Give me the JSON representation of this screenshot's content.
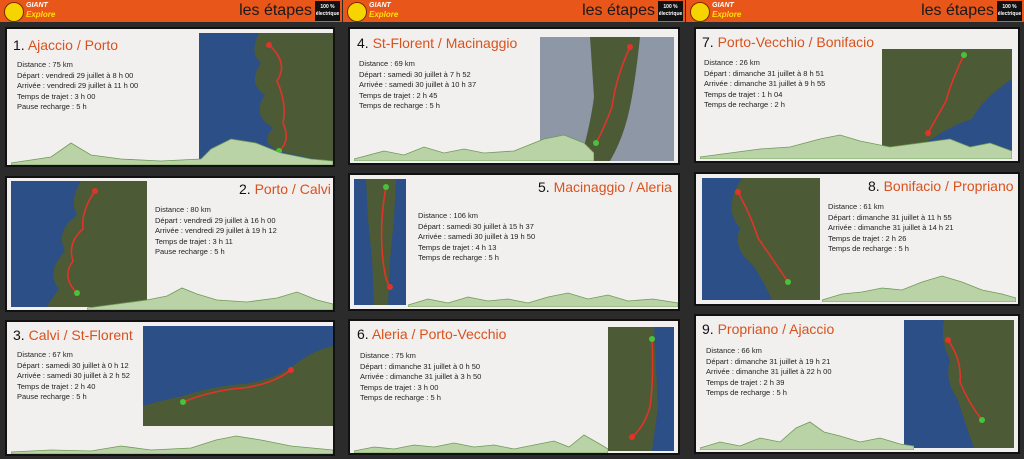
{
  "header": {
    "brand_top": "GIANT",
    "brand_bottom": "Explore",
    "title": "les étapes",
    "badge_line1": "100 %",
    "badge_line2": "électrique"
  },
  "stages": [
    {
      "num": "1.",
      "name": "Ajaccio / Porto",
      "lines": [
        "Distance : 75 km",
        "Départ : vendredi 29 juillet à 8 h 00",
        "Arrivée : vendredi 29 juillet à 11 h 00",
        "Temps de trajet : 3 h 00",
        "Pause recharge : 5 h"
      ]
    },
    {
      "num": "2.",
      "name": "Porto / Calvi",
      "lines": [
        "Distance : 80 km",
        "Départ : vendredi 29 juillet à 16 h 00",
        "Arrivée : vendredi 29 juillet à 19 h 12",
        "Temps de trajet : 3 h 11",
        "Pause recharge : 5 h"
      ]
    },
    {
      "num": "3.",
      "name": "Calvi / St-Florent",
      "lines": [
        "Distance : 67 km",
        "Départ : samedi 30 juillet à 0 h 12",
        "Arrivée : samedi 30 juillet à 2 h 52",
        "Temps de trajet : 2 h 40",
        "Pause recharge : 5 h"
      ]
    },
    {
      "num": "4.",
      "name": "St-Florent / Macinaggio",
      "lines": [
        "Distance : 69 km",
        "Départ : samedi 30 juillet à 7 h 52",
        "Arrivée : samedi 30 juillet à 10 h 37",
        "Temps de trajet : 2 h 45",
        "Temps de recharge : 5 h"
      ]
    },
    {
      "num": "5.",
      "name": "Macinaggio / Aleria",
      "lines": [
        "Distance : 106 km",
        "Départ : samedi 30 juillet à 15 h 37",
        "Arrivée : samedi 30 juillet à 19 h 50",
        "Temps de trajet : 4 h 13",
        "Temps de recharge : 5 h"
      ]
    },
    {
      "num": "6.",
      "name": "Aleria / Porto-Vecchio",
      "lines": [
        "Distance : 75 km",
        "Départ : dimanche 31 juillet à 0 h 50",
        "Arrivée : dimanche 31 juillet à 3 h 50",
        "Temps de trajet : 3 h 00",
        "Temps de recharge : 5 h"
      ]
    },
    {
      "num": "7.",
      "name": "Porto-Vecchio / Bonifacio",
      "lines": [
        "Distance : 26 km",
        "Départ : dimanche 31 juillet à 8 h 51",
        "Arrivée : dimanche 31 juillet à 9 h 55",
        "Temps de trajet : 1 h 04",
        "Temps de recharge : 2 h"
      ]
    },
    {
      "num": "8.",
      "name": "Bonifacio / Propriano",
      "lines": [
        "Distance : 61 km",
        "Départ : dimanche 31 juillet à 11 h 55",
        "Arrivée : dimanche 31 juillet à 14 h 21",
        "Temps de trajet : 2 h 26",
        "Temps de recharge : 5 h"
      ]
    },
    {
      "num": "9.",
      "name": "Propriano / Ajaccio",
      "lines": [
        "Distance : 66 km",
        "Départ : dimanche 31 juillet à 19 h 21",
        "Arrivée : dimanche 31 juillet à 22 h 00",
        "Temps de trajet : 2 h 39",
        "Temps de recharge : 5 h"
      ]
    }
  ],
  "colors": {
    "header": "#e8561a",
    "title_accent": "#d9521c",
    "card_bg": "#f2efef",
    "profile_fill": "#b9d3a6",
    "profile_line": "#6f9a55",
    "route": "#e0342a",
    "sea": "#2b4f86",
    "land": "#4d5a36"
  }
}
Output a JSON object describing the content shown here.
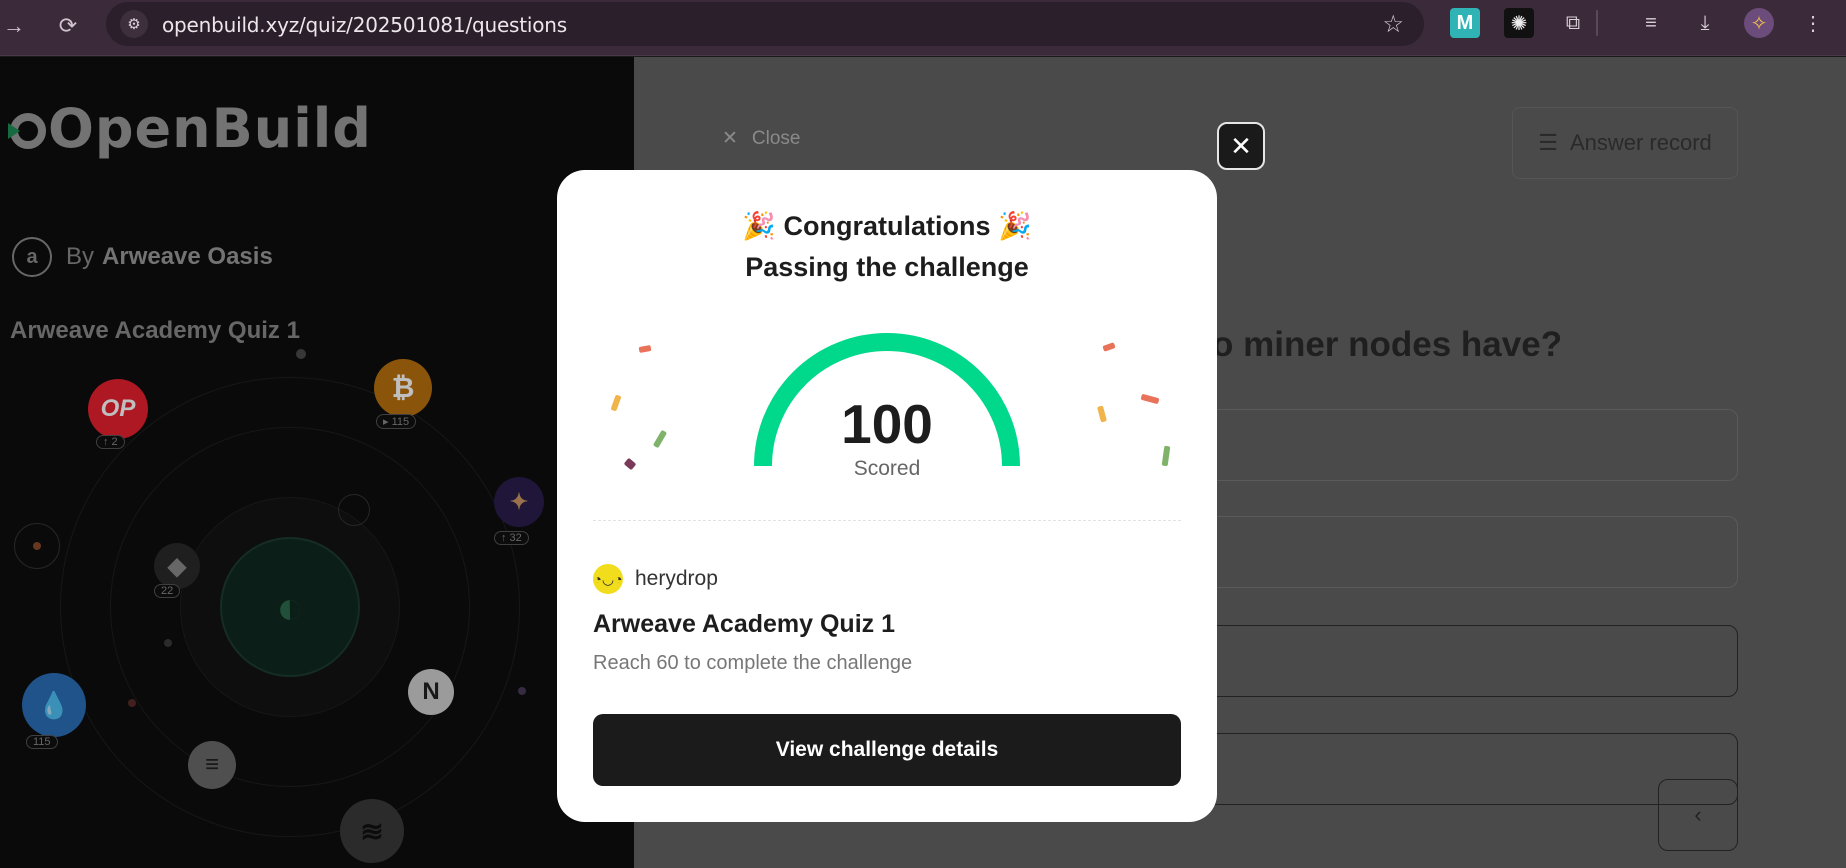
{
  "browser": {
    "url": "openbuild.xyz/quiz/202501081/questions",
    "icons": [
      "back-icon",
      "reload-icon",
      "site-settings-icon",
      "bookmark-star-icon",
      "extension-m-icon",
      "extension-octopus-icon",
      "extensions-puzzle-icon",
      "media-playlist-icon",
      "downloads-icon",
      "profile-avatar-icon",
      "more-menu-icon"
    ]
  },
  "left_panel": {
    "logo": "OpenBuild",
    "by_prefix": "By",
    "by_org": "Arweave Oasis",
    "quiz_title": "Arweave Academy Quiz 1",
    "coins": [
      {
        "name": "op-coin",
        "label": "OP",
        "badge": "↑ 2",
        "color": "#e8202e"
      },
      {
        "name": "bitcoin-coin",
        "label": "₿",
        "badge": "▸ 115",
        "color": "#f7931a"
      },
      {
        "name": "ethereum-coin",
        "label": "◆",
        "badge": "22",
        "color": "#8a8a8a"
      },
      {
        "name": "starknet-coin",
        "label": "✦",
        "badge": "↑ 32",
        "color": "#3b2a6b"
      },
      {
        "name": "sui-coin",
        "label": "💧",
        "badge": "115",
        "color": "#4da2ff"
      },
      {
        "name": "near-coin",
        "label": "N",
        "badge": "",
        "color": "#d9d9d9"
      },
      {
        "name": "solana-coin",
        "label": "≡",
        "badge": "",
        "color": "#cfcfcf"
      }
    ]
  },
  "page": {
    "close_label": "Close",
    "answer_record_label": "Answer record",
    "question_fragment": "o miner nodes have?"
  },
  "modal": {
    "title": "Congratulations",
    "subtitle": "Passing the challenge",
    "score": "100",
    "score_label": "Scored",
    "score_fraction": 1.0,
    "username": "herydrop",
    "quiz_name": "Arweave Academy Quiz 1",
    "requirement": "Reach 60 to complete the challenge",
    "cta_label": "View challenge details"
  },
  "colors": {
    "gauge": "#00d98b",
    "cta_bg": "#1b1b1b",
    "avatar_bg": "#f2dd1c"
  }
}
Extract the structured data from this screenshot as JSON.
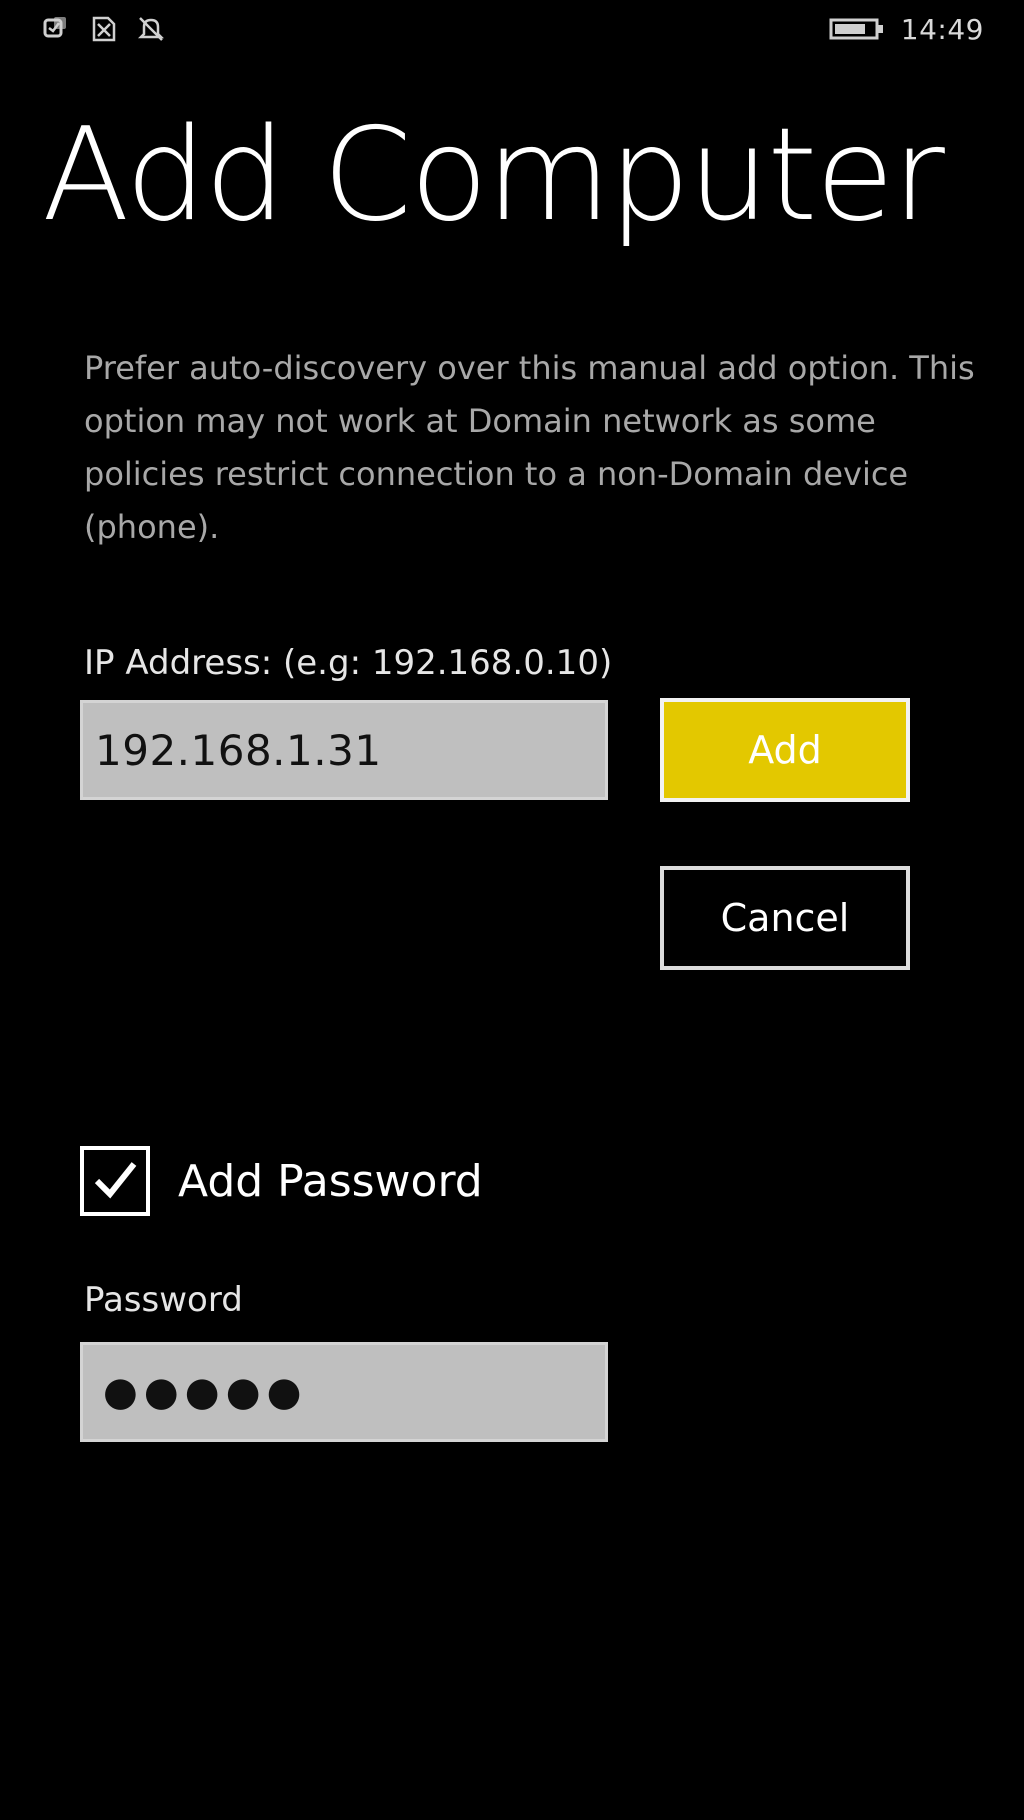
{
  "status_bar": {
    "icons": [
      "notification-icon",
      "no-sim-icon",
      "quiet-hours-icon"
    ],
    "battery_icon": "battery-icon",
    "time": "14:49"
  },
  "page": {
    "title": "Add Computer",
    "description": "Prefer auto-discovery over this manual add option. This option may not work at Domain network as some policies restrict connection to a non-Domain device (phone)."
  },
  "ip_field": {
    "label": "IP Address: (e.g: 192.168.0.10)",
    "value": "192.168.1.31"
  },
  "buttons": {
    "add_label": "Add",
    "cancel_label": "Cancel"
  },
  "password_toggle": {
    "label": "Add Password",
    "checked": true,
    "icon": "checkmark-icon"
  },
  "password_field": {
    "label": "Password",
    "masked_value": "●●●●●"
  },
  "colors": {
    "background": "#000000",
    "accent": "#e3c800",
    "field_fill": "#bfbfbf",
    "description_text": "#a8a8a8"
  }
}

━━━

■ STATED GOAL
Identify the lines that hold the word "Macinaggio". Copy every one of them.

■ ANSWER TO THE TASK
      "name": "St-Florent / Macinaggio",
      "name": "Macinaggio / Aleria",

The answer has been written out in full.